Given information
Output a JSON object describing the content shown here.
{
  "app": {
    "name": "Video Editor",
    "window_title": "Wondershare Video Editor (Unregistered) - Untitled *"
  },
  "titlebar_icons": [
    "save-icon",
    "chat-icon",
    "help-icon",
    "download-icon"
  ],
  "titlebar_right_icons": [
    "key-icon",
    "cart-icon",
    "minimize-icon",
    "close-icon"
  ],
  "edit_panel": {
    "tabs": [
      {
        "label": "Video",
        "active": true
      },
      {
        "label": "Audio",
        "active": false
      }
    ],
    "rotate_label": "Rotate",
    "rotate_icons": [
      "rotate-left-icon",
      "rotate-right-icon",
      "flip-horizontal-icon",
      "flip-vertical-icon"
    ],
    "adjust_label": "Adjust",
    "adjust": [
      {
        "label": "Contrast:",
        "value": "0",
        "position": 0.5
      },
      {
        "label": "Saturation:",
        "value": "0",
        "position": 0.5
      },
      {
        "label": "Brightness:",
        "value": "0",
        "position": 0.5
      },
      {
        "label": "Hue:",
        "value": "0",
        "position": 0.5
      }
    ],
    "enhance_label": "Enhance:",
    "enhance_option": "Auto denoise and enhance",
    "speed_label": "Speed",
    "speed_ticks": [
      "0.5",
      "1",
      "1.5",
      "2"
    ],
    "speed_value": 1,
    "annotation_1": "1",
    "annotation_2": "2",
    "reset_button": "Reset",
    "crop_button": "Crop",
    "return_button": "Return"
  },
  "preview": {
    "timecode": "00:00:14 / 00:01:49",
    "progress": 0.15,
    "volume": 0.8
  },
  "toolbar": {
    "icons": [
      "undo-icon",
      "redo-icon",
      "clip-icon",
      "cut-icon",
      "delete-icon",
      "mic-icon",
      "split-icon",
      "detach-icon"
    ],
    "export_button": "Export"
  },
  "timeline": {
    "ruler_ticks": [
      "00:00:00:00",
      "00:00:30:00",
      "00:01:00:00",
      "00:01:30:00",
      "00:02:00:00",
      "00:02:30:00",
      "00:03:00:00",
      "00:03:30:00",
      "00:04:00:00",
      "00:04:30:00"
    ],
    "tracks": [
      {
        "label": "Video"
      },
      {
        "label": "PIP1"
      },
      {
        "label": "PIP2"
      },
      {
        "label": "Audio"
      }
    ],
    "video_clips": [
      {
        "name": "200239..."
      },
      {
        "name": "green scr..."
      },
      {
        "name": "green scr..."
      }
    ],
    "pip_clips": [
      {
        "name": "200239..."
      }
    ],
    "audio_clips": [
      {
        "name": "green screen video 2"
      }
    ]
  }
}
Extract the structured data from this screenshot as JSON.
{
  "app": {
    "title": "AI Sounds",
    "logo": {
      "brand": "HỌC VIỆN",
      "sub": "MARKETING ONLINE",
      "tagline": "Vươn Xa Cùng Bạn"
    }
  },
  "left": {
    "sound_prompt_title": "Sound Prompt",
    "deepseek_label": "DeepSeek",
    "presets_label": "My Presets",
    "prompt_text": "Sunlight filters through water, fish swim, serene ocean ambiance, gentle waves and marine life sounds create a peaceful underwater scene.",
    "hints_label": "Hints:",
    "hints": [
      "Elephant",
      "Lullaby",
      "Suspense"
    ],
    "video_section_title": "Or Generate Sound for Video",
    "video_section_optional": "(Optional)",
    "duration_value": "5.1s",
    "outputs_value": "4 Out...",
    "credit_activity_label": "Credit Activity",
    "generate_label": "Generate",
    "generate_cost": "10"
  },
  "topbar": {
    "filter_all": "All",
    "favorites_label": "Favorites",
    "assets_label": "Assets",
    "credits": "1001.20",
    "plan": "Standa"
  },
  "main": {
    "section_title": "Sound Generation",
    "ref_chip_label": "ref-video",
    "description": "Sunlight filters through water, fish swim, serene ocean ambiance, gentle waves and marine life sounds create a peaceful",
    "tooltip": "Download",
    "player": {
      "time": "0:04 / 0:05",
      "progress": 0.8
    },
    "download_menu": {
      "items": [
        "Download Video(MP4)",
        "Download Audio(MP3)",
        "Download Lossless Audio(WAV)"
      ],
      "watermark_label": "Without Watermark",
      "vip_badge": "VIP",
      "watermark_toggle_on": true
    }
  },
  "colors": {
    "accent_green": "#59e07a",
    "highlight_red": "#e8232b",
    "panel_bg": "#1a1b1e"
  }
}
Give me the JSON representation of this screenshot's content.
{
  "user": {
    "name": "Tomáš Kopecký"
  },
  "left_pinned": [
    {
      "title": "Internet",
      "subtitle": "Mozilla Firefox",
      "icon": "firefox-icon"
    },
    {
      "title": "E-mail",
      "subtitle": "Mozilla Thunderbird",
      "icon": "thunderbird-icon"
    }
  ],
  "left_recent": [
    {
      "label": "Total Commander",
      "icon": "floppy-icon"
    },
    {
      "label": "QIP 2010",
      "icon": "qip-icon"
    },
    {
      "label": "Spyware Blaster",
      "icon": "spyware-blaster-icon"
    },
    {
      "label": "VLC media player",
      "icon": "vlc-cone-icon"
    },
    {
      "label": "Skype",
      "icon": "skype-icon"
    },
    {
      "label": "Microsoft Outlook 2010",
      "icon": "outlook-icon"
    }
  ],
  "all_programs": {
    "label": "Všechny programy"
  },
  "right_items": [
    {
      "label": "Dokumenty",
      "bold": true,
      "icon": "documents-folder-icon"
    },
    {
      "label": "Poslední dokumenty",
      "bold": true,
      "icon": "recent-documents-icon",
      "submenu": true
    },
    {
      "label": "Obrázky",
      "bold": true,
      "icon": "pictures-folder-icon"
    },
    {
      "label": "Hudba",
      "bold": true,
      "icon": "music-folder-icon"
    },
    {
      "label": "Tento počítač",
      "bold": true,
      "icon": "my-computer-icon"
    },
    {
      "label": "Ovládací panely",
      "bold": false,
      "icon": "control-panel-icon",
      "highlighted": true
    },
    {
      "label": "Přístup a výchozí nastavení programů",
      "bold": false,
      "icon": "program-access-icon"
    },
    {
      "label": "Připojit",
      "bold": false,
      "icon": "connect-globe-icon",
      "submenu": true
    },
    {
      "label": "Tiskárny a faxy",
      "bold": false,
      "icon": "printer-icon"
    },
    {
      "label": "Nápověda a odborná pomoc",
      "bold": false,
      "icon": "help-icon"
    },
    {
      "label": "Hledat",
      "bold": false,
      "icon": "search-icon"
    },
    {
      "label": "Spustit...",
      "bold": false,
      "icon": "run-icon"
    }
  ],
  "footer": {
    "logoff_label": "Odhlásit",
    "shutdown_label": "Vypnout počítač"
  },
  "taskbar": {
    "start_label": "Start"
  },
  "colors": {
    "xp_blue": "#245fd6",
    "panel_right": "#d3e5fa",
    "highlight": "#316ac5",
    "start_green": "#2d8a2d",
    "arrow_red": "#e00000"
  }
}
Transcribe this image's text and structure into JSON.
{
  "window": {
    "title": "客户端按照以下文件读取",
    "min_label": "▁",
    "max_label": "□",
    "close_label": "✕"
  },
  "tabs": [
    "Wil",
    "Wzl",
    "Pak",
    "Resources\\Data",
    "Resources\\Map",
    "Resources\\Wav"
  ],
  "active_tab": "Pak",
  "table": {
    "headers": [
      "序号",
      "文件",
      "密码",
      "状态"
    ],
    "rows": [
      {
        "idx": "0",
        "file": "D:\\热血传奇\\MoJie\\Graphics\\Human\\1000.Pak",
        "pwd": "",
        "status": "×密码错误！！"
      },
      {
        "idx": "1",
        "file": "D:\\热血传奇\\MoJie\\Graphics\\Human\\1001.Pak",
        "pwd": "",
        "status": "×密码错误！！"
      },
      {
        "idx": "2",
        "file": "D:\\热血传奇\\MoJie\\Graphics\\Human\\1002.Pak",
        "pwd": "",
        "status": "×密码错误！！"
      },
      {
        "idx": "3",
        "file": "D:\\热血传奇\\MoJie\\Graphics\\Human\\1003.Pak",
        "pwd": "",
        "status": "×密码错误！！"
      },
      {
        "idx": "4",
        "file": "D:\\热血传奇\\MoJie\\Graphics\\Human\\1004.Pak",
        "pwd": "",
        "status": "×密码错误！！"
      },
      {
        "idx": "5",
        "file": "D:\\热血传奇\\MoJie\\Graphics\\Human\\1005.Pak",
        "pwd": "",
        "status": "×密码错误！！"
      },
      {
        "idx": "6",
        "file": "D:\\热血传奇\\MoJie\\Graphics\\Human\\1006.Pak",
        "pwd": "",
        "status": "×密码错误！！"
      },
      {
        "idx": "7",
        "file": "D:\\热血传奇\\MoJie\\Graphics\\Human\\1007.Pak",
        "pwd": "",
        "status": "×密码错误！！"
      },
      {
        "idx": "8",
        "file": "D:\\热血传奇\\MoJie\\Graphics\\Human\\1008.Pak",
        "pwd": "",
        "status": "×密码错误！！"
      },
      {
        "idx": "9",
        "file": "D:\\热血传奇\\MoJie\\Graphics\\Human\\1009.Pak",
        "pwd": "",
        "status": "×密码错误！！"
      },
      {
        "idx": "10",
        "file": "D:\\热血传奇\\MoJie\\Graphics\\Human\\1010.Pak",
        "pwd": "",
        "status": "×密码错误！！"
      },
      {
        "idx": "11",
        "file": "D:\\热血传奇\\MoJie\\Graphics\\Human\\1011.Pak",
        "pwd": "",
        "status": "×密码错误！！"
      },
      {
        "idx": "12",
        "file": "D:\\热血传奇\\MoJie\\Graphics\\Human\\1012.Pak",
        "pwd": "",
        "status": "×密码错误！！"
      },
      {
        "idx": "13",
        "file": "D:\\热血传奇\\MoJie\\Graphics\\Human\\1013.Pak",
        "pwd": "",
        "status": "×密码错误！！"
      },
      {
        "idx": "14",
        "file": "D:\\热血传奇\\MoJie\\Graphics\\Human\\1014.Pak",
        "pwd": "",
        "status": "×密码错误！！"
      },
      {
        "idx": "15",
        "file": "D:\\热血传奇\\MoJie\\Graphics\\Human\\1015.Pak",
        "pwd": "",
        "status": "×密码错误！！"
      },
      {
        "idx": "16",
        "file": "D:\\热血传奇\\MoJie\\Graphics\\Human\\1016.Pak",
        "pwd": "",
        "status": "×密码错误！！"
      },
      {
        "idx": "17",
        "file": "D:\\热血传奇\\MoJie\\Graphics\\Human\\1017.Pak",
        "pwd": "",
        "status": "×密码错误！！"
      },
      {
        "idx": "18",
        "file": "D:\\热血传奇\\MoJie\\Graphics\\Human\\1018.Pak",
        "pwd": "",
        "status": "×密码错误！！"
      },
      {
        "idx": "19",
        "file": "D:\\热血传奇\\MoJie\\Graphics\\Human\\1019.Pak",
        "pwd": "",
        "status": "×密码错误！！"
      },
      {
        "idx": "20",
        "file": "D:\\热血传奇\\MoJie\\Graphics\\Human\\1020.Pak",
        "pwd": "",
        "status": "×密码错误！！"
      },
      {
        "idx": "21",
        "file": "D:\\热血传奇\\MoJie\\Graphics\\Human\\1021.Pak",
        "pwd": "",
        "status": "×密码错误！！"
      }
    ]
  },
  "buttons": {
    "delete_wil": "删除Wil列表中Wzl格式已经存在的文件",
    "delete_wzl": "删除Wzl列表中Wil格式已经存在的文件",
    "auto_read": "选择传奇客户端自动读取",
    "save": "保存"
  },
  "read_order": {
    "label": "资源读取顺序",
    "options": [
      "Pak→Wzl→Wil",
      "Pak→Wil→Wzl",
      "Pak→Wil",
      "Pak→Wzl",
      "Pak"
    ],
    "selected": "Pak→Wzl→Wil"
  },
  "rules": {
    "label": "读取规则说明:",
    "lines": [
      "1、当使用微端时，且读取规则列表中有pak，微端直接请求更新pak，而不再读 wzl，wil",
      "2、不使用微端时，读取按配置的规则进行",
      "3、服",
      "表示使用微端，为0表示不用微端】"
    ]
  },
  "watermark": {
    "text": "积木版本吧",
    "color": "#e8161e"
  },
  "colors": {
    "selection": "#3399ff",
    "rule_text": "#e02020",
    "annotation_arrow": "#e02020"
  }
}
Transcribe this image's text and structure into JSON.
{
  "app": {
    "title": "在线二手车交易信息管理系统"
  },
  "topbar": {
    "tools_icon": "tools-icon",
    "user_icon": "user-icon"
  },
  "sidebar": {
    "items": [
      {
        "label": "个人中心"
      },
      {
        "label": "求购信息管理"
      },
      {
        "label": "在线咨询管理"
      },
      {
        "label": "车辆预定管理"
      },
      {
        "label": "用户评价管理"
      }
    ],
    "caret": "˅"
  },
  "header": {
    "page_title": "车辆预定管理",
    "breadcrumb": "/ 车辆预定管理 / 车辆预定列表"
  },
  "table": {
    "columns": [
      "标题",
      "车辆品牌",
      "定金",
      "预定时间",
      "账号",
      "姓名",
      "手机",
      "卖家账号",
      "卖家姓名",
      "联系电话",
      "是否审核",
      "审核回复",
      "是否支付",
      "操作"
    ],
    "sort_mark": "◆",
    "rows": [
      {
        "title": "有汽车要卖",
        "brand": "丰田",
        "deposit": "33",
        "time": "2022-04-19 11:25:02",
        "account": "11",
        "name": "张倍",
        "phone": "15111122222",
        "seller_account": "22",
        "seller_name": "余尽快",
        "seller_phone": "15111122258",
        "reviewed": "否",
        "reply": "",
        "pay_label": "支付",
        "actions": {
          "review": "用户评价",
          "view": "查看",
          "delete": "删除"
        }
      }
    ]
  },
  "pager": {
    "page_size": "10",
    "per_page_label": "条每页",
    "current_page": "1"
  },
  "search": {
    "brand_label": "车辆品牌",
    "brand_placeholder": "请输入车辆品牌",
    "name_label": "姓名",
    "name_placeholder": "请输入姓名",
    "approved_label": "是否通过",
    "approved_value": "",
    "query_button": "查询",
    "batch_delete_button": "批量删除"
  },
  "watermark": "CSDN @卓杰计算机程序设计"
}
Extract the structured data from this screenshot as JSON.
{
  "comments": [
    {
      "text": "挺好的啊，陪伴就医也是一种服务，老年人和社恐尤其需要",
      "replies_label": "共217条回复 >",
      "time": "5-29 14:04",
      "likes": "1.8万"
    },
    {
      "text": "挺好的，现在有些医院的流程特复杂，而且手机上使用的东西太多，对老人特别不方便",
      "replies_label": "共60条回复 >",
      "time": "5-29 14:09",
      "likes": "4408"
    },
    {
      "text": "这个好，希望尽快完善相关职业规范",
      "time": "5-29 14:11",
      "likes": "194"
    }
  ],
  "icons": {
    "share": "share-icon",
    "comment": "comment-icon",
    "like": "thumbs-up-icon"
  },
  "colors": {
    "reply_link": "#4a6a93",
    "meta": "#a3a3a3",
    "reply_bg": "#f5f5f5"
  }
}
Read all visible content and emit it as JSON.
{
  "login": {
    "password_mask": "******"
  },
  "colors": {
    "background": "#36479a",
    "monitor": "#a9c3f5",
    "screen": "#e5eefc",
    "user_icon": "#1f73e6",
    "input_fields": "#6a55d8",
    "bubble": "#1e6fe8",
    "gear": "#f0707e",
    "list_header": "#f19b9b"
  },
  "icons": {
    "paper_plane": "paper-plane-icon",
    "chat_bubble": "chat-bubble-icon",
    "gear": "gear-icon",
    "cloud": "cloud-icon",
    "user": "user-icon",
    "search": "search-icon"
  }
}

Exercise requirements
Wherever a line in the data above holds "Sunlight", copy that line.

Exercise response
    "prompt_text": "Sunlight filters through water, fish swim, serene ocean ambiance, gentle waves and marine life sounds create a peaceful underwater scene.",
    "description": "Sunlight filters through water, fish swim, serene ocean ambiance, gentle waves and marine life sounds create a peaceful",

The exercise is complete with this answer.